» What the exercise asks
Render every entry verbatim.

» Items
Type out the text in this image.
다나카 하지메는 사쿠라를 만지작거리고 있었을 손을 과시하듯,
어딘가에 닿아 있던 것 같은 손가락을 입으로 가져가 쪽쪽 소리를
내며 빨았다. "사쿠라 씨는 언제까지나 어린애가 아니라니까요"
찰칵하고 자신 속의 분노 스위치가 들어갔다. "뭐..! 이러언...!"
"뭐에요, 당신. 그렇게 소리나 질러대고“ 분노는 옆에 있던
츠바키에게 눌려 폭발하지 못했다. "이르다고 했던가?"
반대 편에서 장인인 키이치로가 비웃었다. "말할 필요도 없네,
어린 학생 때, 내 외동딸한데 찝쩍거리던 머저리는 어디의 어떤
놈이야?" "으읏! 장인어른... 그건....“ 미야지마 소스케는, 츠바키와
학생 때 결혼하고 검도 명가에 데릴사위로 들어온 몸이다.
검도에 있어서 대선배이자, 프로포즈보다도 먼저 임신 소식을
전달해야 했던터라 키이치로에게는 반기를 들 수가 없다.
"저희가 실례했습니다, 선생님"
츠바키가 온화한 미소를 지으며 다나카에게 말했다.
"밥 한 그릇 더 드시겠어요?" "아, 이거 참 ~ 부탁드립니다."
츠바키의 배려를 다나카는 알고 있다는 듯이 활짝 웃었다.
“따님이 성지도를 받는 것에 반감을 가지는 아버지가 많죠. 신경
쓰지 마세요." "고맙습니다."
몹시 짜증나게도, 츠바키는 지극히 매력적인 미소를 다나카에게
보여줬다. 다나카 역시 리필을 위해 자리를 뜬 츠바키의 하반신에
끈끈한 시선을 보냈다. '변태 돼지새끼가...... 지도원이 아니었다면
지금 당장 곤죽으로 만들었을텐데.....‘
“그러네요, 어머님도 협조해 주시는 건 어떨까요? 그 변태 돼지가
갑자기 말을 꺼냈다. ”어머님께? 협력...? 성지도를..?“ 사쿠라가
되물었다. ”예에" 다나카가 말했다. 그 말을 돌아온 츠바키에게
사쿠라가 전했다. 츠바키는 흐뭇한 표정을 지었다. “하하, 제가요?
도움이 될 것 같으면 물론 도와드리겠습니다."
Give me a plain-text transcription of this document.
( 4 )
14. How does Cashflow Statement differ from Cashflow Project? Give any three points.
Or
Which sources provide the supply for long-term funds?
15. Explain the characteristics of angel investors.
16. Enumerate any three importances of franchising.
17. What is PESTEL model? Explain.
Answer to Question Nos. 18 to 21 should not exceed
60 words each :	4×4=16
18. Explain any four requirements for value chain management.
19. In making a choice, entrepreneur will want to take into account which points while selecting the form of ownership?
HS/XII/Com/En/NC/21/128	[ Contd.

» Full solution
Type out the text in this image.
다나카 하지메는 사쿠라를 만지작거리고 있었을 손을 과시하듯,
어딘가에 닿아 있던 것 같은 손가락을 입으로 가져가 쪽쪽 소리를
내며 빨았다. "사쿠라 씨는 언제까지나 어린애가 아니라니까요"
찰칵하고 자신 속의 분노 스위치가 들어갔다. "뭐..! 이러언...!"
"뭐에요, 당신. 그렇게 소리나 질러대고“ 분노는 옆에 있던
츠바키에게 눌려 폭발하지 못했다. "이르다고 했던가?"
반대 편에서 장인인 키이치로가 비웃었다. "말할 필요도 없네,
어린 학생 때, 내 외동딸한데 찝쩍거리던 머저리는 어디의 어떤
놈이야?" "으읏! 장인어른... 그건....“ 미야지마 소스케는, 츠바키와
학생 때 결혼하고 검도 명가에 데릴사위로 들어온 몸이다.
검도에 있어서 대선배이자, 프로포즈보다도 먼저 임신 소식을
전달해야 했던터라 키이치로에게는 반기를 들 수가 없다.
"저희가 실례했습니다, 선생님"
츠바키가 온화한 미소를 지으며 다나카에게 말했다.
"밥 한 그릇 더 드시겠어요?" "아, 이거 참 ~ 부탁드립니다."
츠바키의 배려를 다나카는 알고 있다는 듯이 활짝 웃었다.
“따님이 성지도를 받는 것에 반감을 가지는 아버지가 많죠. 신경
쓰지 마세요." "고맙습니다."
몹시 짜증나게도, 츠바키는 지극히 매력적인 미소를 다나카에게
보여줬다. 다나카 역시 리필을 위해 자리를 뜬 츠바키의 하반신에
끈끈한 시선을 보냈다. '변태 돼지새끼가...... 지도원이 아니었다면
지금 당장 곤죽으로 만들었을텐데.....‘
“그러네요, 어머님도 협조해 주시는 건 어떨까요? 그 변태 돼지가
갑자기 말을 꺼냈다. ”어머님께? 협력...? 성지도를..?“ 사쿠라가
되물었다. ”예에" 다나카가 말했다. 그 말을 돌아온 츠바키에게
사쿠라가 전했다. 츠바키는 흐뭇한 표정을 지었다. “하하, 제가요?
도움이 될 것 같으면 물론 도와드리겠습니다."
Give me a plain-text transcription of this document.
( 4 )
14. How does Cashflow Statement differ from Cashflow Project? Give any three points.
Or
Which sources provide the supply for long-term funds?
15. Explain the characteristics of angel investors.
16. Enumerate any three importances of franchising.
17. What is PESTEL model? Explain.
Answer to Question Nos. 18 to 21 should not exceed
60 words each :	4×4=16
18. Explain any four requirements for value chain management.
19. In making a choice, entrepreneur will want to take into account which points while selecting the form of ownership?
HS/XII/Com/En/NC/21/128	[ Contd.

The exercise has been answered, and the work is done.